* Stated goal *
Quote the records that follow in full, leaving the pictures out.

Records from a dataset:

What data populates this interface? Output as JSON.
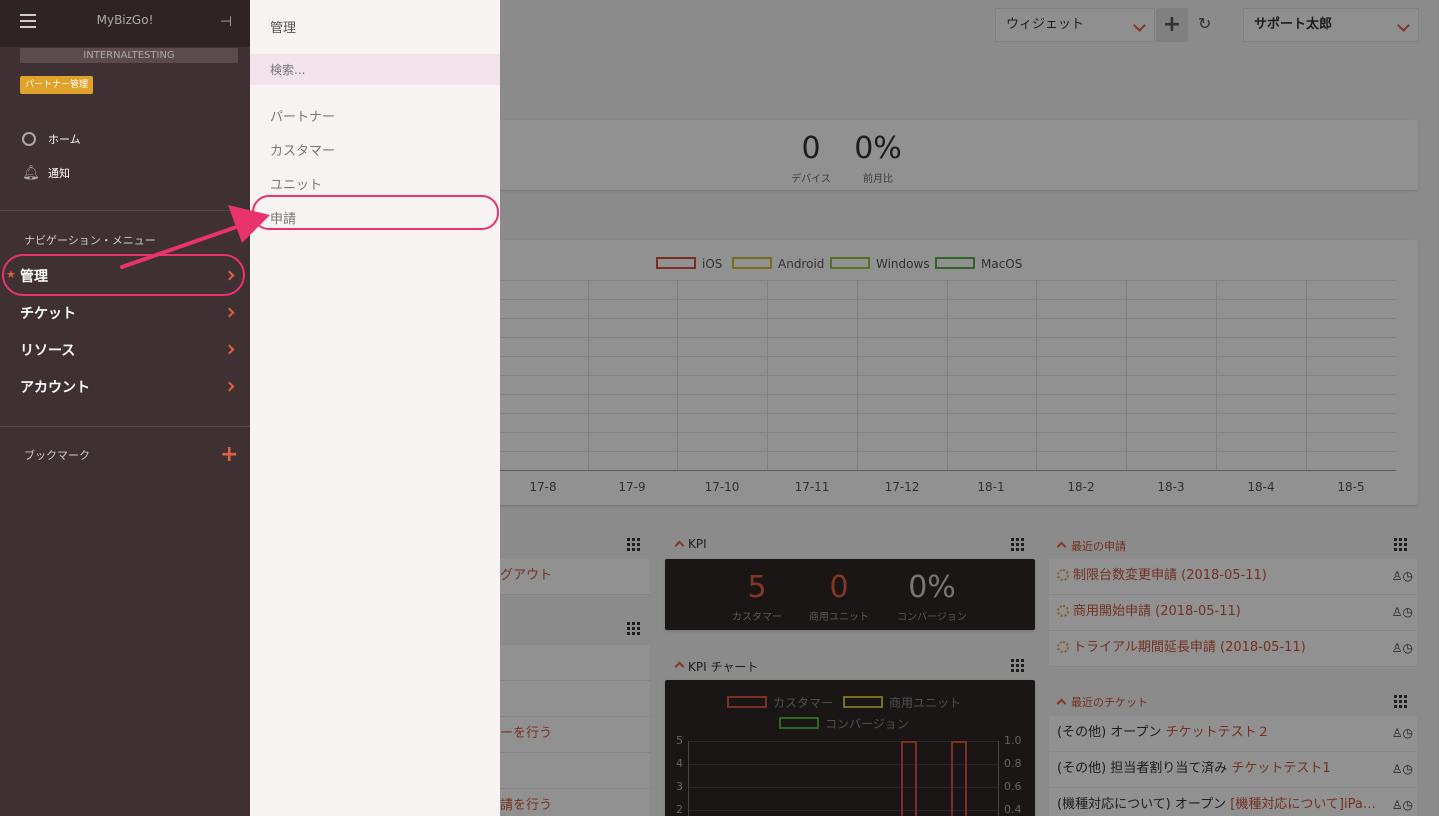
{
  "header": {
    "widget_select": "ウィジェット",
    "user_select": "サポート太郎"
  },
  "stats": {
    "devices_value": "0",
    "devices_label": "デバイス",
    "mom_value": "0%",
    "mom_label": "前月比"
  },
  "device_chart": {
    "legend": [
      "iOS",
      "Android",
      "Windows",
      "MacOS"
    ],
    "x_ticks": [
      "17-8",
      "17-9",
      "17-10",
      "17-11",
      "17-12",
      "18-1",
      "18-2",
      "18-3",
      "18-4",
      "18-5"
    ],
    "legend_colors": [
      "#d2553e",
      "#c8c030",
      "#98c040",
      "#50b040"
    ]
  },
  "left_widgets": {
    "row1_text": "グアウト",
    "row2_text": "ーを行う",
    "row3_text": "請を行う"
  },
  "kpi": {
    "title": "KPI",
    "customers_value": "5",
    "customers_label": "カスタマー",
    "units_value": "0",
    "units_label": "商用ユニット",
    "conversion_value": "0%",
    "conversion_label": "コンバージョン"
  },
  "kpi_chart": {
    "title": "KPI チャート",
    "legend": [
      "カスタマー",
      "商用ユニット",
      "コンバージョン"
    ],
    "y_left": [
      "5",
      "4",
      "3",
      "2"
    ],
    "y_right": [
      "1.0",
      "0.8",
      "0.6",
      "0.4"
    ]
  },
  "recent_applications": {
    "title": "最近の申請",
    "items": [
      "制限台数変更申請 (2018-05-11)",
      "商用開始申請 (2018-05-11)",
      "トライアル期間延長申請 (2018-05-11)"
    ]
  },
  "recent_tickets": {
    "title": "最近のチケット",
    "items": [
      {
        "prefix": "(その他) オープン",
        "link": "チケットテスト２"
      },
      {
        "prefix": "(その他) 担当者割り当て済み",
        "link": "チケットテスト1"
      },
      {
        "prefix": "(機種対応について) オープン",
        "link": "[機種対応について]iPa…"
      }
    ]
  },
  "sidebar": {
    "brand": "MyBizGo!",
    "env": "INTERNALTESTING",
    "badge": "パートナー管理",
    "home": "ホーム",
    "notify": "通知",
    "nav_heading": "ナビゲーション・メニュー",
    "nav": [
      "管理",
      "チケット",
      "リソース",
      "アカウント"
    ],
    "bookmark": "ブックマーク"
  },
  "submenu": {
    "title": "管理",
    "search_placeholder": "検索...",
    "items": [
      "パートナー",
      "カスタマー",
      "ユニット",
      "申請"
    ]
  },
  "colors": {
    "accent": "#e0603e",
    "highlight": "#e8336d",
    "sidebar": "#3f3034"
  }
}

* Result below *
What data populates this interface? Output as JSON.
{
  "header": {
    "widget_select": "ウィジェット",
    "user_select": "サポート太郎"
  },
  "stats": {
    "devices_value": "0",
    "devices_label": "デバイス",
    "mom_value": "0%",
    "mom_label": "前月比"
  },
  "device_chart": {
    "legend": [
      "iOS",
      "Android",
      "Windows",
      "MacOS"
    ],
    "x_ticks": [
      "17-8",
      "17-9",
      "17-10",
      "17-11",
      "17-12",
      "18-1",
      "18-2",
      "18-3",
      "18-4",
      "18-5"
    ],
    "legend_colors": [
      "#d2553e",
      "#c8c030",
      "#98c040",
      "#50b040"
    ]
  },
  "left_widgets": {
    "row1_text": "グアウト",
    "row2_text": "ーを行う",
    "row3_text": "請を行う"
  },
  "kpi": {
    "title": "KPI",
    "customers_value": "5",
    "customers_label": "カスタマー",
    "units_value": "0",
    "units_label": "商用ユニット",
    "conversion_value": "0%",
    "conversion_label": "コンバージョン"
  },
  "kpi_chart": {
    "title": "KPI チャート",
    "legend": [
      "カスタマー",
      "商用ユニット",
      "コンバージョン"
    ],
    "y_left": [
      "5",
      "4",
      "3",
      "2"
    ],
    "y_right": [
      "1.0",
      "0.8",
      "0.6",
      "0.4"
    ]
  },
  "recent_applications": {
    "title": "最近の申請",
    "items": [
      "制限台数変更申請 (2018-05-11)",
      "商用開始申請 (2018-05-11)",
      "トライアル期間延長申請 (2018-05-11)"
    ]
  },
  "recent_tickets": {
    "title": "最近のチケット",
    "items": [
      {
        "prefix": "(その他) オープン",
        "link": "チケットテスト２"
      },
      {
        "prefix": "(その他) 担当者割り当て済み",
        "link": "チケットテスト1"
      },
      {
        "prefix": "(機種対応について) オープン",
        "link": "[機種対応について]iPa…"
      }
    ]
  },
  "sidebar": {
    "brand": "MyBizGo!",
    "env": "INTERNALTESTING",
    "badge": "パートナー管理",
    "home": "ホーム",
    "notify": "通知",
    "nav_heading": "ナビゲーション・メニュー",
    "nav": [
      "管理",
      "チケット",
      "リソース",
      "アカウント"
    ],
    "bookmark": "ブックマーク"
  },
  "submenu": {
    "title": "管理",
    "search_placeholder": "検索...",
    "items": [
      "パートナー",
      "カスタマー",
      "ユニット",
      "申請"
    ]
  },
  "colors": {
    "accent": "#e0603e",
    "highlight": "#e8336d",
    "sidebar": "#3f3034"
  }
}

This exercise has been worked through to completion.